## TO DO
Your task is to copy the material exactly.

++++ RECORDED INFORMATION ++++

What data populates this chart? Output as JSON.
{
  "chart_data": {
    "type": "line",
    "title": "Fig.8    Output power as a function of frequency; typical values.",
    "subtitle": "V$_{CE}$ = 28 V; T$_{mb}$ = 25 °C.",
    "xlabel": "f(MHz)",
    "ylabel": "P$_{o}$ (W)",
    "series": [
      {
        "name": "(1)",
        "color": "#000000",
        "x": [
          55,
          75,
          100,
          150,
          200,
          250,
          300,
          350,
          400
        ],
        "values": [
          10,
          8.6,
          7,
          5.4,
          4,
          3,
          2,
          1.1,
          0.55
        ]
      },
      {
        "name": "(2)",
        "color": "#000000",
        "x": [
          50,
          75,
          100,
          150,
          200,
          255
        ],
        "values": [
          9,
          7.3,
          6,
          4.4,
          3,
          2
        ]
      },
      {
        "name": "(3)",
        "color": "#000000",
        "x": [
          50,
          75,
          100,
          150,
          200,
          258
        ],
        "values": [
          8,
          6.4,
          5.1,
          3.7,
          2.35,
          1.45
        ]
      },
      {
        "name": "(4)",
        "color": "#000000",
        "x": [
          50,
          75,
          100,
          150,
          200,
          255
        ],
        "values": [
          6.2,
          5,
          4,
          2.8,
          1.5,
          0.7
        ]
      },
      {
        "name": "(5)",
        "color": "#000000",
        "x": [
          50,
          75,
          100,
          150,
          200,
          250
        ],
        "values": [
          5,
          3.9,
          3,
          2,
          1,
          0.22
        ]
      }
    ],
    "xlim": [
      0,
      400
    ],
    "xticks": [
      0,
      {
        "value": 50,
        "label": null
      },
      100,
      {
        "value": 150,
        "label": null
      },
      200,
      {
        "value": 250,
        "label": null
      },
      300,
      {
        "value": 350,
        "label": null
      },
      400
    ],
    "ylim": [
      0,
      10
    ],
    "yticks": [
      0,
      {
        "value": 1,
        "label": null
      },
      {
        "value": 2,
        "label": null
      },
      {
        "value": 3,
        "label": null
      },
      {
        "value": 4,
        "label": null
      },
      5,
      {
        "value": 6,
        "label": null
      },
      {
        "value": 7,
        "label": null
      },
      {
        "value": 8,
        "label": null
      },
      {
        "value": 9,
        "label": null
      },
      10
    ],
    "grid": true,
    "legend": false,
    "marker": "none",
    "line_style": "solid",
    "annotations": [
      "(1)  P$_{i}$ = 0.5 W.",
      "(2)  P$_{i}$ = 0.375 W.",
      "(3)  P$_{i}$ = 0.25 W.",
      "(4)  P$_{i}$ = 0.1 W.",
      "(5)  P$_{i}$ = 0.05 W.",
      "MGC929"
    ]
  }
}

++++

## WRITTEN ANSWER
What data populates this chart? Output as JSON.
{
  "chart_data": {
    "type": "line",
    "title": "Fig.8    Output power as a function of frequency; typical values.",
    "subtitle": "V$_{CE}$ = 28 V; T$_{mb}$ = 25 °C.",
    "xlabel": "f(MHz)",
    "ylabel": "P$_{o}$ (W)",
    "series": [
      {
        "name": "(1)",
        "color": "#000000",
        "x": [
          55,
          75,
          100,
          150,
          200,
          250,
          300,
          350,
          400
        ],
        "values": [
          10,
          8.6,
          7,
          5.4,
          4,
          3,
          2,
          1.1,
          0.55
        ]
      },
      {
        "name": "(2)",
        "color": "#000000",
        "x": [
          50,
          75,
          100,
          150,
          200,
          255
        ],
        "values": [
          9,
          7.3,
          6,
          4.4,
          3,
          2
        ]
      },
      {
        "name": "(3)",
        "color": "#000000",
        "x": [
          50,
          75,
          100,
          150,
          200,
          258
        ],
        "values": [
          8,
          6.4,
          5.1,
          3.7,
          2.35,
          1.45
        ]
      },
      {
        "name": "(4)",
        "color": "#000000",
        "x": [
          50,
          75,
          100,
          150,
          200,
          255
        ],
        "values": [
          6.2,
          5,
          4,
          2.8,
          1.5,
          0.7
        ]
      },
      {
        "name": "(5)",
        "color": "#000000",
        "x": [
          50,
          75,
          100,
          150,
          200,
          250
        ],
        "values": [
          5,
          3.9,
          3,
          2,
          1,
          0.22
        ]
      }
    ],
    "xlim": [
      0,
      400
    ],
    "xticks": [
      0,
      {
        "value": 50,
        "label": null
      },
      100,
      {
        "value": 150,
        "label": null
      },
      200,
      {
        "value": 250,
        "label": null
      },
      300,
      {
        "value": 350,
        "label": null
      },
      400
    ],
    "ylim": [
      0,
      10
    ],
    "yticks": [
      0,
      {
        "value": 1,
        "label": null
      },
      {
        "value": 2,
        "label": null
      },
      {
        "value": 3,
        "label": null
      },
      {
        "value": 4,
        "label": null
      },
      5,
      {
        "value": 6,
        "label": null
      },
      {
        "value": 7,
        "label": null
      },
      {
        "value": 8,
        "label": null
      },
      {
        "value": 9,
        "label": null
      },
      10
    ],
    "grid": true,
    "legend": false,
    "marker": "none",
    "line_style": "solid",
    "annotations": [
      "(1)  P$_{i}$ = 0.5 W.",
      "(2)  P$_{i}$ = 0.375 W.",
      "(3)  P$_{i}$ = 0.25 W.",
      "(4)  P$_{i}$ = 0.1 W.",
      "(5)  P$_{i}$ = 0.05 W.",
      "MGC929"
    ]
  }
}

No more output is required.